#### [To do]
What lines of the data include the string "checked"? Copy them all.

Dataset items
'''

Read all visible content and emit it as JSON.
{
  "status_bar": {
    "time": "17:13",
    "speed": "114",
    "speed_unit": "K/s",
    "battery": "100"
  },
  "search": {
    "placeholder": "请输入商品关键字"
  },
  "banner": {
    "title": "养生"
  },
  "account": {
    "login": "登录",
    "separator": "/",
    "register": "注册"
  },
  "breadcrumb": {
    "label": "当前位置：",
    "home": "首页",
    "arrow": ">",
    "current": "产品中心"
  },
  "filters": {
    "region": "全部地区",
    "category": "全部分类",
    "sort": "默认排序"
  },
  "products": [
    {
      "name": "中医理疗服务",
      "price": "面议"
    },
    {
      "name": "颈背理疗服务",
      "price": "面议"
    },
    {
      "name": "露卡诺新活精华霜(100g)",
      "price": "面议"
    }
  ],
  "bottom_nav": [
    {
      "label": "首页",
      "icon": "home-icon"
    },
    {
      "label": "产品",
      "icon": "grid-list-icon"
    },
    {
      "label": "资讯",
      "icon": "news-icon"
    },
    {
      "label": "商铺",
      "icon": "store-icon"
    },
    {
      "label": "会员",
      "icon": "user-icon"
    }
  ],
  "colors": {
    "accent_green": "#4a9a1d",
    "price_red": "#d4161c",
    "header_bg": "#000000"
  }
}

'''
'''

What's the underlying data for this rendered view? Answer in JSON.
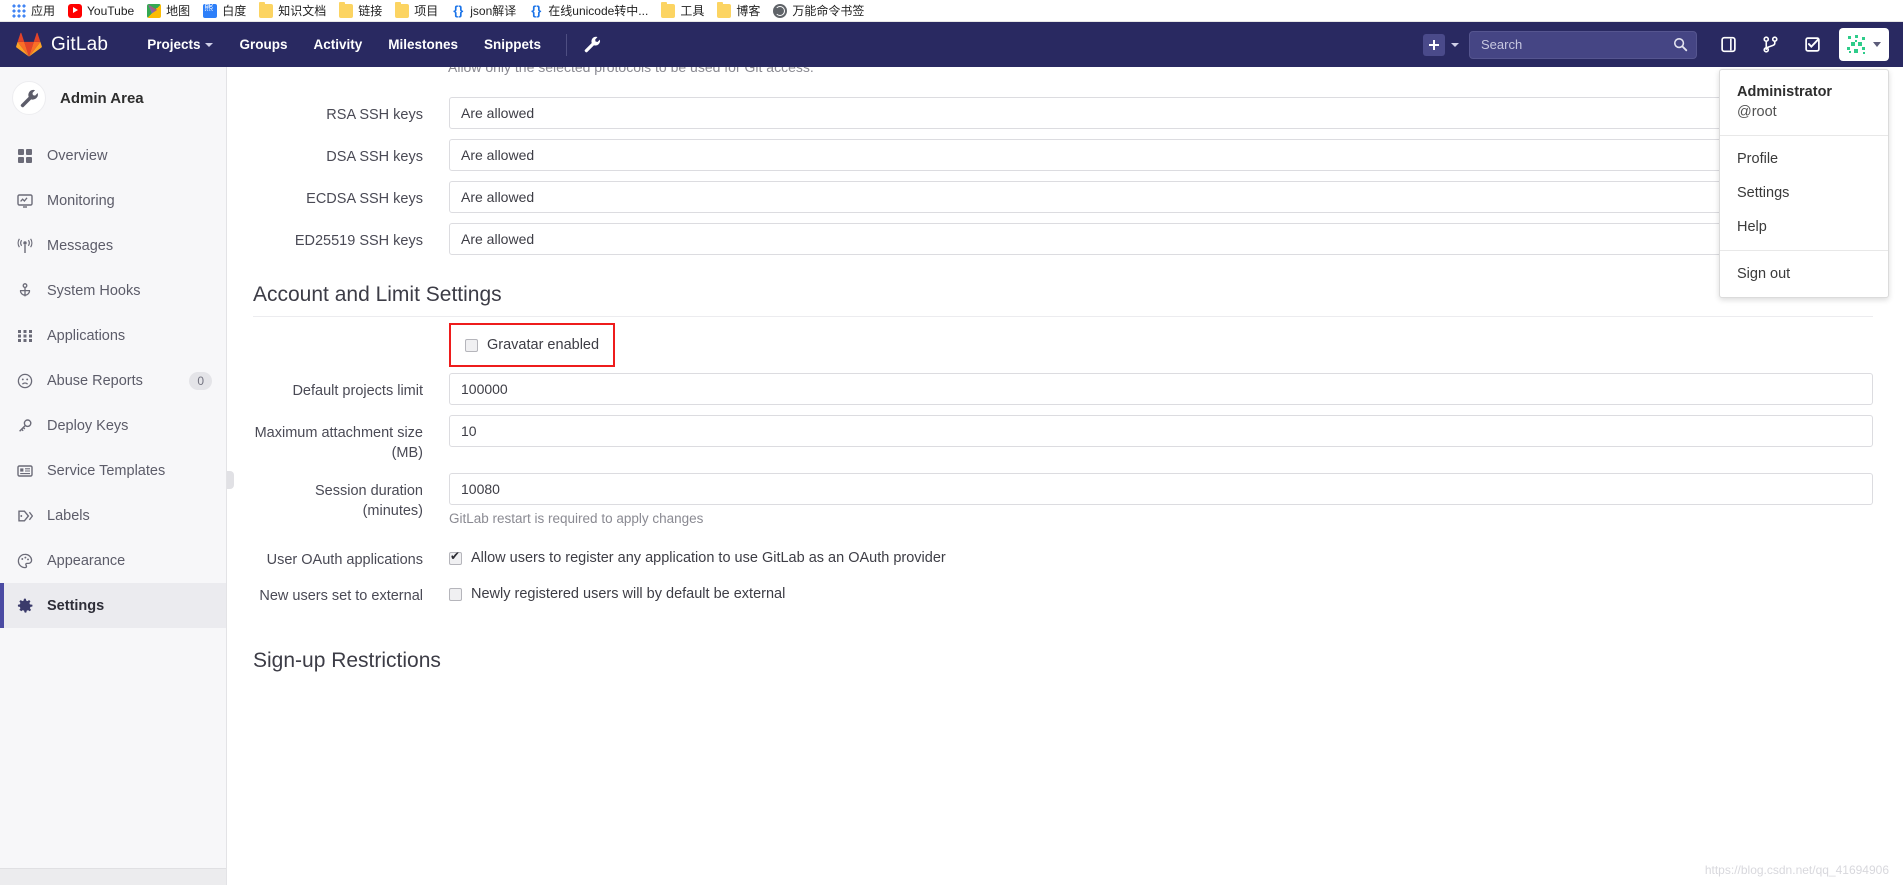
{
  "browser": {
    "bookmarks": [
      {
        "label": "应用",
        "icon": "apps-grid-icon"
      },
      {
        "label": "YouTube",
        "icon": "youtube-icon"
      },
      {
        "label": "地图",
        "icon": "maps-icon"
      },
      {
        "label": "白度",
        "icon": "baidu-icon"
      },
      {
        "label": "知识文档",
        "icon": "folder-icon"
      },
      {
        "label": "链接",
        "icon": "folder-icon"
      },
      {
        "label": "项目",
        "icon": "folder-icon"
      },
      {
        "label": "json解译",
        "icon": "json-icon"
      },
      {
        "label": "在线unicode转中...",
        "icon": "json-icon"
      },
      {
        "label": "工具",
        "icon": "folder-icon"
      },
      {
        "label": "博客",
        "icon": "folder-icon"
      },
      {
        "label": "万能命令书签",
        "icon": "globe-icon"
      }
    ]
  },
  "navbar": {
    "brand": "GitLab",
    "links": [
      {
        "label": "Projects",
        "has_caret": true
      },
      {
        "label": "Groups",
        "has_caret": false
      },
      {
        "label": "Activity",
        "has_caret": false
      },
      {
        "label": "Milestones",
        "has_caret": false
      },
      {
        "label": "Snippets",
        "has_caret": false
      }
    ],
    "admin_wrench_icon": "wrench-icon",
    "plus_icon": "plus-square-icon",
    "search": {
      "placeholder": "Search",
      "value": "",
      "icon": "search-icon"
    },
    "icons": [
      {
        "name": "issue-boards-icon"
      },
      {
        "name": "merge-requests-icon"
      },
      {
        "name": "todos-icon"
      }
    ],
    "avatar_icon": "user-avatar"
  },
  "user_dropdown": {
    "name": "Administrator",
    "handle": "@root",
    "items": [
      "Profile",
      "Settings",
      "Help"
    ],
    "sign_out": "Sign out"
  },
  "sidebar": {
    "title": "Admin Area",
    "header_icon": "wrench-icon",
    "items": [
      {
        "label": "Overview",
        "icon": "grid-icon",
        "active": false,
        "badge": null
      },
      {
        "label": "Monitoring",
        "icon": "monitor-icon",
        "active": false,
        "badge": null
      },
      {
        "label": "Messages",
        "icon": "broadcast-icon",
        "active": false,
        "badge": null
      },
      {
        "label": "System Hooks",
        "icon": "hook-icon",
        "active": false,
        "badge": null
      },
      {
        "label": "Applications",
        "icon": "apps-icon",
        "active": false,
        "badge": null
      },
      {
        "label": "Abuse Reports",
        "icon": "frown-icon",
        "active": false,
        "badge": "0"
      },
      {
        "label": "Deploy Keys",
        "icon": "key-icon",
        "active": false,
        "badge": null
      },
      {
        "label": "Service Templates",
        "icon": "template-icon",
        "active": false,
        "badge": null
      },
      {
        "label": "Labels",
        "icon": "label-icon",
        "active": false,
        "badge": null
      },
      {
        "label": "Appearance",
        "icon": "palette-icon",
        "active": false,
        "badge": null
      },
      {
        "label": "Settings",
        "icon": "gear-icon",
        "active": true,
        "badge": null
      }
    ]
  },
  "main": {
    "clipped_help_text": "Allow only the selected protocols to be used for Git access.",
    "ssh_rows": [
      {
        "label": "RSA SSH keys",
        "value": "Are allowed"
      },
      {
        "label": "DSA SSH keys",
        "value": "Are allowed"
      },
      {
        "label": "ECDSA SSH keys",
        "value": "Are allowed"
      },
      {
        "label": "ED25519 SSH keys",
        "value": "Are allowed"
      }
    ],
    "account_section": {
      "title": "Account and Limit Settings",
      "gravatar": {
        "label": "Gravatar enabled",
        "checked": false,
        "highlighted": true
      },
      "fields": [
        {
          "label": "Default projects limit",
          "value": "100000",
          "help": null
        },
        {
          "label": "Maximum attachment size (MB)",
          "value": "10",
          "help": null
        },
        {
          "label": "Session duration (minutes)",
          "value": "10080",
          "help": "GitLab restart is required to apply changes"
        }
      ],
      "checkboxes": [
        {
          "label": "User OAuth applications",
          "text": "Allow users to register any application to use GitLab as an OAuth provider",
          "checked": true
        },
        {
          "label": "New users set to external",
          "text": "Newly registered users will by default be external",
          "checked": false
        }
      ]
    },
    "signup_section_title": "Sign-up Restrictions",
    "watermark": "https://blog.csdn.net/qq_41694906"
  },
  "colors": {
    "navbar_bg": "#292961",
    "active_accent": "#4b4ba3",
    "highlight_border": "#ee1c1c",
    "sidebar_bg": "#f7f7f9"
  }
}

'''

#### [Task solution]
        "checked": false,
          "checked": true
          "checked": false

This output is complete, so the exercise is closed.